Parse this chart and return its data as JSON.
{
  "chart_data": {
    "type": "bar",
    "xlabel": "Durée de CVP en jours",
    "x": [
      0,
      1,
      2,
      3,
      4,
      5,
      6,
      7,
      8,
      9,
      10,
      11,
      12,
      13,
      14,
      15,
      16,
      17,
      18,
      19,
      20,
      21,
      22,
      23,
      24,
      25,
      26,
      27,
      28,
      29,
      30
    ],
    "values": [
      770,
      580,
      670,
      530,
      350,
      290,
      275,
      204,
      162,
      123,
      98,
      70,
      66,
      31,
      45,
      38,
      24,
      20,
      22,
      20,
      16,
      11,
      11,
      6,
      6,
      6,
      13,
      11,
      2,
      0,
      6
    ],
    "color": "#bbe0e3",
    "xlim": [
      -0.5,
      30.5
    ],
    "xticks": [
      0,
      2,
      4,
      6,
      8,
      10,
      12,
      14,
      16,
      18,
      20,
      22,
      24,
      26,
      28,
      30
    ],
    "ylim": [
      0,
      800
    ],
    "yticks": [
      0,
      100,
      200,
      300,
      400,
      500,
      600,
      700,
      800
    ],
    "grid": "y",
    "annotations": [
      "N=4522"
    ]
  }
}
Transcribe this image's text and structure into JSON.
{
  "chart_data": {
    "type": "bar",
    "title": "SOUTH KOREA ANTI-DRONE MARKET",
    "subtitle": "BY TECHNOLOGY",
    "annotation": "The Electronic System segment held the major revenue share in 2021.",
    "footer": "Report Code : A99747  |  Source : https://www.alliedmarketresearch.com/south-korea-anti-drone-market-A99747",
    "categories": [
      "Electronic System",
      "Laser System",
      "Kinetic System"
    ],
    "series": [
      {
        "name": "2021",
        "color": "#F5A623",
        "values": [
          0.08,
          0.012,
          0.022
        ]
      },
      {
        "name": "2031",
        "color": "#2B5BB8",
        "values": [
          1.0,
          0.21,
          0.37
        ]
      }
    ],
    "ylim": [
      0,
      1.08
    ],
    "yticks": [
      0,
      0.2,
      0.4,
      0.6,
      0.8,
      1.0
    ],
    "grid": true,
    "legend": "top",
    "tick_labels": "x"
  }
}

# [WRITTEN EXERCISE]
Quote exactly what appears from the line containing "Transcribe this image's" through the final line of the listing above, including both of those lines.

# [SOLUTION TO THIS EXERCISE]
Transcribe this image's text and structure into JSON.
{
  "chart_data": {
    "type": "bar",
    "title": "SOUTH KOREA ANTI-DRONE MARKET",
    "subtitle": "BY TECHNOLOGY",
    "annotation": "The Electronic System segment held the major revenue share in 2021.",
    "footer": "Report Code : A99747  |  Source : https://www.alliedmarketresearch.com/south-korea-anti-drone-market-A99747",
    "categories": [
      "Electronic System",
      "Laser System",
      "Kinetic System"
    ],
    "series": [
      {
        "name": "2021",
        "color": "#F5A623",
        "values": [
          0.08,
          0.012,
          0.022
        ]
      },
      {
        "name": "2031",
        "color": "#2B5BB8",
        "values": [
          1.0,
          0.21,
          0.37
        ]
      }
    ],
    "ylim": [
      0,
      1.08
    ],
    "yticks": [
      0,
      0.2,
      0.4,
      0.6,
      0.8,
      1.0
    ],
    "grid": true,
    "legend": "top",
    "tick_labels": "x"
  }
}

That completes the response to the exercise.